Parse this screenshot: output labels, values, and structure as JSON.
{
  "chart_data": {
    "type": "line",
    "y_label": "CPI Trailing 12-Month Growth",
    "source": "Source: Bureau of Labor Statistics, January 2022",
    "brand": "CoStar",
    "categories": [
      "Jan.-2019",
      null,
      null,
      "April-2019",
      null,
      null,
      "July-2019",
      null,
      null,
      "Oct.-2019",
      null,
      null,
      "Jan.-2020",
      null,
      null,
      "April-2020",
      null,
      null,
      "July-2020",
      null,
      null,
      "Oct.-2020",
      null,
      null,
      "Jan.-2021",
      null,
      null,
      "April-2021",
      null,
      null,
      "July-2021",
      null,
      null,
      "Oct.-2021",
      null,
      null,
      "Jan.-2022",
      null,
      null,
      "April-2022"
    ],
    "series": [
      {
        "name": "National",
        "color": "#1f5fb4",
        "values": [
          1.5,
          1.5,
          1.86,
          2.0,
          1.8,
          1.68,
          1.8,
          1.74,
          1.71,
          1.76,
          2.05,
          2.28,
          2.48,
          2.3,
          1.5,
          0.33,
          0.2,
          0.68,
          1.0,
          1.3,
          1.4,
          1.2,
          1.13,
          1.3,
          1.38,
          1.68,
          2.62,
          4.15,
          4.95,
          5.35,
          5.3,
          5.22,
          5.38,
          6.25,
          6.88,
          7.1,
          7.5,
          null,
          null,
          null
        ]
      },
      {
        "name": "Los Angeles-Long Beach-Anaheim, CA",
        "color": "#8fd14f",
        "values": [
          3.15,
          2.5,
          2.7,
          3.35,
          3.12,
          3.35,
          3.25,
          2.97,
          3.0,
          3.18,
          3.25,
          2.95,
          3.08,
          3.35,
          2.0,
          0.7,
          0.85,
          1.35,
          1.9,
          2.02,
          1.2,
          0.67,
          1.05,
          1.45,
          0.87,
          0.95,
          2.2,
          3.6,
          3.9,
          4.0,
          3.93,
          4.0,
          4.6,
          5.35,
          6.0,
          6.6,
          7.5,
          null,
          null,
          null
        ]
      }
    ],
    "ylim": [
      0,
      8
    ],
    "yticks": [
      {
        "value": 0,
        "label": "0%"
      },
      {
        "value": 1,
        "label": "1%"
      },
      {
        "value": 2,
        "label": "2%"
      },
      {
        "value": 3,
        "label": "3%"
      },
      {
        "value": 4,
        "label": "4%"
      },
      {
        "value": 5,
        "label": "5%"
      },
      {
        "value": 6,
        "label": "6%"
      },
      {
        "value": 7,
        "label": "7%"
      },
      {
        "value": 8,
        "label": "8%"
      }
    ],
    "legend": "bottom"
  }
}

**OBJECTIVE:** Print again each line of the listing above, exactly as it appears.

**EXPECTED OUTPUT:**
Parse this screenshot: output labels, values, and structure as JSON.
{
  "chart_data": {
    "type": "line",
    "y_label": "CPI Trailing 12-Month Growth",
    "source": "Source: Bureau of Labor Statistics, January 2022",
    "brand": "CoStar",
    "categories": [
      "Jan.-2019",
      null,
      null,
      "April-2019",
      null,
      null,
      "July-2019",
      null,
      null,
      "Oct.-2019",
      null,
      null,
      "Jan.-2020",
      null,
      null,
      "April-2020",
      null,
      null,
      "July-2020",
      null,
      null,
      "Oct.-2020",
      null,
      null,
      "Jan.-2021",
      null,
      null,
      "April-2021",
      null,
      null,
      "July-2021",
      null,
      null,
      "Oct.-2021",
      null,
      null,
      "Jan.-2022",
      null,
      null,
      "April-2022"
    ],
    "series": [
      {
        "name": "National",
        "color": "#1f5fb4",
        "values": [
          1.5,
          1.5,
          1.86,
          2.0,
          1.8,
          1.68,
          1.8,
          1.74,
          1.71,
          1.76,
          2.05,
          2.28,
          2.48,
          2.3,
          1.5,
          0.33,
          0.2,
          0.68,
          1.0,
          1.3,
          1.4,
          1.2,
          1.13,
          1.3,
          1.38,
          1.68,
          2.62,
          4.15,
          4.95,
          5.35,
          5.3,
          5.22,
          5.38,
          6.25,
          6.88,
          7.1,
          7.5,
          null,
          null,
          null
        ]
      },
      {
        "name": "Los Angeles-Long Beach-Anaheim, CA",
        "color": "#8fd14f",
        "values": [
          3.15,
          2.5,
          2.7,
          3.35,
          3.12,
          3.35,
          3.25,
          2.97,
          3.0,
          3.18,
          3.25,
          2.95,
          3.08,
          3.35,
          2.0,
          0.7,
          0.85,
          1.35,
          1.9,
          2.02,
          1.2,
          0.67,
          1.05,
          1.45,
          0.87,
          0.95,
          2.2,
          3.6,
          3.9,
          4.0,
          3.93,
          4.0,
          4.6,
          5.35,
          6.0,
          6.6,
          7.5,
          null,
          null,
          null
        ]
      }
    ],
    "ylim": [
      0,
      8
    ],
    "yticks": [
      {
        "value": 0,
        "label": "0%"
      },
      {
        "value": 1,
        "label": "1%"
      },
      {
        "value": 2,
        "label": "2%"
      },
      {
        "value": 3,
        "label": "3%"
      },
      {
        "value": 4,
        "label": "4%"
      },
      {
        "value": 5,
        "label": "5%"
      },
      {
        "value": 6,
        "label": "6%"
      },
      {
        "value": 7,
        "label": "7%"
      },
      {
        "value": 8,
        "label": "8%"
      }
    ],
    "legend": "bottom"
  }
}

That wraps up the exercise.